#### [Exercise brief]
Retype every line of the listing below word for word, leaving nothing out.

#### [Provided entries]
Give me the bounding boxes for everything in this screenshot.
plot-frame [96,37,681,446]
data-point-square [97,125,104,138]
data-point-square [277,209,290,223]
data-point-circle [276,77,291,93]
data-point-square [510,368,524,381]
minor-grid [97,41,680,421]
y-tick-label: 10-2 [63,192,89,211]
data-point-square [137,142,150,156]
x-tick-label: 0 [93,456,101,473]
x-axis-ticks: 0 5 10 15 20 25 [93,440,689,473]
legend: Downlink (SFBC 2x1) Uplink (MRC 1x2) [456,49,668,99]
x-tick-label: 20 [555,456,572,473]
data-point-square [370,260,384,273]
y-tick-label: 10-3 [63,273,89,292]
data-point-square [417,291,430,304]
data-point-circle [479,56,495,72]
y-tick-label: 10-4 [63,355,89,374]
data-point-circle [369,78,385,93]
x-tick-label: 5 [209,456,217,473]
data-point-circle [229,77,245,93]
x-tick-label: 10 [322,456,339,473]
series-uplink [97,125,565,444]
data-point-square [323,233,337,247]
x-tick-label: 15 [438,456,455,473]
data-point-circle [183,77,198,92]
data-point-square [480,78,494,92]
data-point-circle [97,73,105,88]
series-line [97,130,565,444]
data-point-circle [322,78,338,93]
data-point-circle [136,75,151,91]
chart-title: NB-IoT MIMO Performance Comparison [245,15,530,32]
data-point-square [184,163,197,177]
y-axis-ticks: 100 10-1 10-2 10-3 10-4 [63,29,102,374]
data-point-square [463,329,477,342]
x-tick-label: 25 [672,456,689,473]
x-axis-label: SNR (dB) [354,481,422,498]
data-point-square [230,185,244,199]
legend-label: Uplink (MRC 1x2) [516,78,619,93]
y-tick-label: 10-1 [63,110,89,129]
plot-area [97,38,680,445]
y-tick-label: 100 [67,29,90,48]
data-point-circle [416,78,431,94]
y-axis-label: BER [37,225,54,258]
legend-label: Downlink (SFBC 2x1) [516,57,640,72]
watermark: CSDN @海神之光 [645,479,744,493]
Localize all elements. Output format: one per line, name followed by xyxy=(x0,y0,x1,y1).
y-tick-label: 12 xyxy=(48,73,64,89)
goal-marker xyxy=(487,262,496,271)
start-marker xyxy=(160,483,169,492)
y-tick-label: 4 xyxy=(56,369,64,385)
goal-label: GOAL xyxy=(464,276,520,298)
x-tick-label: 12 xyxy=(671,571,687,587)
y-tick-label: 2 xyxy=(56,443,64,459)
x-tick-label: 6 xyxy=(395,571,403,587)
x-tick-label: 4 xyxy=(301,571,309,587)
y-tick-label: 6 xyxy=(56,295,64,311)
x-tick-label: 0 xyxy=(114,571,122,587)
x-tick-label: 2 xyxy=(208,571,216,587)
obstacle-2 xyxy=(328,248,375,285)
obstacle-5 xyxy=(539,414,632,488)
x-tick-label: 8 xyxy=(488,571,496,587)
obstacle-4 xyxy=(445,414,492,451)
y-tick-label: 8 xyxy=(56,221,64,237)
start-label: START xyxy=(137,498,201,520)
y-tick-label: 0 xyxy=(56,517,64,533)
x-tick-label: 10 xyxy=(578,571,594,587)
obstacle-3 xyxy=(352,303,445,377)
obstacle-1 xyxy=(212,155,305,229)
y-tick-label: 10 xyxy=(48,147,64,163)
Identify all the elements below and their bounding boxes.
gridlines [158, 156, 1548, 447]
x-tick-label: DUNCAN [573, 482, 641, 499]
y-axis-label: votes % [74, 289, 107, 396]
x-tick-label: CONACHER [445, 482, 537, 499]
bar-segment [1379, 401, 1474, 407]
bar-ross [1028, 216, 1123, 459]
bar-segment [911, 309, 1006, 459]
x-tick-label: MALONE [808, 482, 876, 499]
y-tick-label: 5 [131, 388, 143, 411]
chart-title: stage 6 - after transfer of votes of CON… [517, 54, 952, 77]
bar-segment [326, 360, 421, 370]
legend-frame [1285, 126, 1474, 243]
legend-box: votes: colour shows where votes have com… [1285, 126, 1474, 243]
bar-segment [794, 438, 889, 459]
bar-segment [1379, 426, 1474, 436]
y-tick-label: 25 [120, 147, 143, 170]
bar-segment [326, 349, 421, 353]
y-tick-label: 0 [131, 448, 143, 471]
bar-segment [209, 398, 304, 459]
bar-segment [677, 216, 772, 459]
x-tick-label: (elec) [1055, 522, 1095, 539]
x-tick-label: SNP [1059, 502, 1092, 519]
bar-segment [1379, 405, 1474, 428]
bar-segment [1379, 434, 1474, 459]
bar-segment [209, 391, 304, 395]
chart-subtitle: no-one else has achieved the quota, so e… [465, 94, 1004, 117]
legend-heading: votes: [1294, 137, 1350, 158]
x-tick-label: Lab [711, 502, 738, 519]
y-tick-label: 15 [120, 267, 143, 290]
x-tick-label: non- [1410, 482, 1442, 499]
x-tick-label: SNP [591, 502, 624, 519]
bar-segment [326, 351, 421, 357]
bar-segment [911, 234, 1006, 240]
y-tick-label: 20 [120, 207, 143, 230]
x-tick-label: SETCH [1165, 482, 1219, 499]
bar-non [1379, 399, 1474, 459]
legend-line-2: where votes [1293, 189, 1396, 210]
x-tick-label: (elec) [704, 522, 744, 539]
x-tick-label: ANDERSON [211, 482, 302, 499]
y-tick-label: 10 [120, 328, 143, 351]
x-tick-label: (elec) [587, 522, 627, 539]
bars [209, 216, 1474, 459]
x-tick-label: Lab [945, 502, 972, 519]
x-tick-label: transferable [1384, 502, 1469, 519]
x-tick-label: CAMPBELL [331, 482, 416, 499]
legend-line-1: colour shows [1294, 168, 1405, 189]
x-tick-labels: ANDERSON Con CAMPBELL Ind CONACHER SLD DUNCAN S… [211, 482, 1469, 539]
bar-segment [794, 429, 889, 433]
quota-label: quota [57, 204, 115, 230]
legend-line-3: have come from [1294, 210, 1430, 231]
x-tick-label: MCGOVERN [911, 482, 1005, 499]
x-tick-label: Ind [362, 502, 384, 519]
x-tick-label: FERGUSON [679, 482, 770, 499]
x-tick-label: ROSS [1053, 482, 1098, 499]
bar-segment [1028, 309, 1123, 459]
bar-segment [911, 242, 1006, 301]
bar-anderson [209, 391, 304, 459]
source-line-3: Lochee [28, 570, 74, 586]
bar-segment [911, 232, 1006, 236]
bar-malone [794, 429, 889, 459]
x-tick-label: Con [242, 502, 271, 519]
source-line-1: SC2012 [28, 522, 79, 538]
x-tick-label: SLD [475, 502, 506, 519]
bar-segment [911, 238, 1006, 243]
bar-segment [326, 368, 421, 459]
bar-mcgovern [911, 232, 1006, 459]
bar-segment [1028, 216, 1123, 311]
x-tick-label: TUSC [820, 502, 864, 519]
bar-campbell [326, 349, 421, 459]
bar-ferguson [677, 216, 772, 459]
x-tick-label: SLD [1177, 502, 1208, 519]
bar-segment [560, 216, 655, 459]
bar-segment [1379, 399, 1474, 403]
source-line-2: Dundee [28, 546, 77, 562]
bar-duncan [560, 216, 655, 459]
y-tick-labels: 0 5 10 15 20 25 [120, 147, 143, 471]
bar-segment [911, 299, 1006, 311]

#### [Task output]
Give me the bounding boxes for everything in this screenshot.
plot-frame [96,37,681,446]
data-point-square [97,125,104,138]
data-point-square [277,209,290,223]
data-point-circle [276,77,291,93]
data-point-square [510,368,524,381]
minor-grid [97,41,680,421]
y-tick-label: 10-2 [63,192,89,211]
data-point-square [137,142,150,156]
x-tick-label: 0 [93,456,101,473]
x-axis-ticks: 0 5 10 15 20 25 [93,440,689,473]
legend: Downlink (SFBC 2x1) Uplink (MRC 1x2) [456,49,668,99]
x-tick-label: 20 [555,456,572,473]
data-point-square [370,260,384,273]
y-tick-label: 10-3 [63,273,89,292]
data-point-square [417,291,430,304]
data-point-circle [479,56,495,72]
y-tick-label: 10-4 [63,355,89,374]
data-point-circle [369,78,385,93]
x-tick-label: 5 [209,456,217,473]
data-point-circle [229,77,245,93]
x-tick-label: 10 [322,456,339,473]
series-uplink [97,125,565,444]
data-point-square [323,233,337,247]
x-tick-label: 15 [438,456,455,473]
data-point-circle [183,77,198,92]
data-point-square [480,78,494,92]
data-point-circle [97,73,105,88]
series-line [97,130,565,444]
data-point-circle [322,78,338,93]
data-point-circle [136,75,151,91]
chart-title: NB-IoT MIMO Performance Comparison [245,15,530,32]
data-point-square [184,163,197,177]
y-axis-ticks: 100 10-1 10-2 10-3 10-4 [63,29,102,374]
data-point-square [463,329,477,342]
x-tick-label: 25 [672,456,689,473]
x-axis-label: SNR (dB) [354,481,422,498]
data-point-square [230,185,244,199]
legend-label: Uplink (MRC 1x2) [516,78,619,93]
y-tick-label: 10-1 [63,110,89,129]
plot-area [97,38,680,445]
y-tick-label: 100 [67,29,90,48]
data-point-circle [416,78,431,94]
y-axis-label: BER [37,225,54,258]
legend-label: Downlink (SFBC 2x1) [516,57,640,72]
watermark: CSDN @海神之光 [645,479,744,493]
Localize all elements. Output format: one per line, name followed by xyxy=(x0,y0,x1,y1).
y-tick-label: 12 xyxy=(48,73,64,89)
goal-marker xyxy=(487,262,496,271)
start-marker xyxy=(160,483,169,492)
y-tick-label: 4 xyxy=(56,369,64,385)
goal-label: GOAL xyxy=(464,276,520,298)
x-tick-label: 12 xyxy=(671,571,687,587)
y-tick-label: 2 xyxy=(56,443,64,459)
x-tick-label: 6 xyxy=(395,571,403,587)
x-tick-label: 4 xyxy=(301,571,309,587)
y-tick-label: 6 xyxy=(56,295,64,311)
x-tick-label: 0 xyxy=(114,571,122,587)
x-tick-label: 2 xyxy=(208,571,216,587)
obstacle-2 xyxy=(328,248,375,285)
obstacle-5 xyxy=(539,414,632,488)
x-tick-label: 8 xyxy=(488,571,496,587)
obstacle-4 xyxy=(445,414,492,451)
y-tick-label: 8 xyxy=(56,221,64,237)
start-label: START xyxy=(137,498,201,520)
y-tick-label: 0 xyxy=(56,517,64,533)
x-tick-label: 10 xyxy=(578,571,594,587)
obstacle-3 xyxy=(352,303,445,377)
obstacle-1 xyxy=(212,155,305,229)
y-tick-label: 10 xyxy=(48,147,64,163)
Identify all the elements below and their bounding boxes.
gridlines [158, 156, 1548, 447]
x-tick-label: DUNCAN [573, 482, 641, 499]
y-axis-label: votes % [74, 289, 107, 396]
x-tick-label: CONACHER [445, 482, 537, 499]
bar-segment [1379, 401, 1474, 407]
bar-ross [1028, 216, 1123, 459]
bar-segment [911, 309, 1006, 459]
x-tick-label: MALONE [808, 482, 876, 499]
y-tick-label: 5 [131, 388, 143, 411]
chart-title: stage 6 - after transfer of votes of CON… [517, 54, 952, 77]
bar-segment [326, 360, 421, 370]
legend-frame [1285, 126, 1474, 243]
legend-box: votes: colour shows where votes have com… [1285, 126, 1474, 243]
bar-segment [794, 438, 889, 459]
bar-segment [1379, 426, 1474, 436]
y-tick-label: 25 [120, 147, 143, 170]
bar-segment [326, 349, 421, 353]
y-tick-label: 0 [131, 448, 143, 471]
bar-segment [209, 398, 304, 459]
bar-segment [677, 216, 772, 459]
x-tick-label: (elec) [1055, 522, 1095, 539]
x-tick-label: SNP [1059, 502, 1092, 519]
bar-segment [1379, 405, 1474, 428]
bar-segment [1379, 434, 1474, 459]
bar-segment [209, 391, 304, 395]
chart-subtitle: no-one else has achieved the quota, so e… [465, 94, 1004, 117]
legend-heading: votes: [1294, 137, 1350, 158]
x-tick-label: Lab [711, 502, 738, 519]
y-tick-label: 15 [120, 267, 143, 290]
x-tick-label: non- [1410, 482, 1442, 499]
x-tick-label: SNP [591, 502, 624, 519]
bar-segment [326, 351, 421, 357]
bar-segment [911, 234, 1006, 240]
y-tick-label: 20 [120, 207, 143, 230]
x-tick-label: SETCH [1165, 482, 1219, 499]
bar-non [1379, 399, 1474, 459]
legend-line-2: where votes [1293, 189, 1396, 210]
x-tick-label: (elec) [704, 522, 744, 539]
x-tick-label: ANDERSON [211, 482, 302, 499]
y-tick-label: 10 [120, 328, 143, 351]
x-tick-label: (elec) [587, 522, 627, 539]
bars [209, 216, 1474, 459]
x-tick-label: Lab [945, 502, 972, 519]
x-tick-label: transferable [1384, 502, 1469, 519]
x-tick-label: CAMPBELL [331, 482, 416, 499]
legend-line-1: colour shows [1294, 168, 1405, 189]
x-tick-labels: ANDERSON Con CAMPBELL Ind CONACHER SLD DUNCAN S… [211, 482, 1469, 539]
bar-segment [794, 429, 889, 433]
quota-label: quota [57, 204, 115, 230]
legend-line-3: have come from [1294, 210, 1430, 231]
x-tick-label: MCGOVERN [911, 482, 1005, 499]
x-tick-label: Ind [362, 502, 384, 519]
x-tick-label: FERGUSON [679, 482, 770, 499]
x-tick-label: ROSS [1053, 482, 1098, 499]
bar-segment [1028, 309, 1123, 459]
bar-segment [911, 242, 1006, 301]
bar-anderson [209, 391, 304, 459]
source-line-3: Lochee [28, 570, 74, 586]
bar-segment [911, 232, 1006, 236]
bar-malone [794, 429, 889, 459]
x-tick-label: Con [242, 502, 271, 519]
source-line-1: SC2012 [28, 522, 79, 538]
x-tick-label: SLD [475, 502, 506, 519]
bar-segment [911, 238, 1006, 243]
bar-segment [326, 368, 421, 459]
bar-mcgovern [911, 232, 1006, 459]
bar-segment [1028, 216, 1123, 311]
x-tick-label: TUSC [820, 502, 864, 519]
bar-campbell [326, 349, 421, 459]
bar-ferguson [677, 216, 772, 459]
x-tick-label: SLD [1177, 502, 1208, 519]
bar-segment [560, 216, 655, 459]
bar-segment [1379, 399, 1474, 403]
source-line-2: Dundee [28, 546, 77, 562]
bar-duncan [560, 216, 655, 459]
y-tick-labels: 0 5 10 15 20 25 [120, 147, 143, 471]
bar-segment [911, 299, 1006, 311]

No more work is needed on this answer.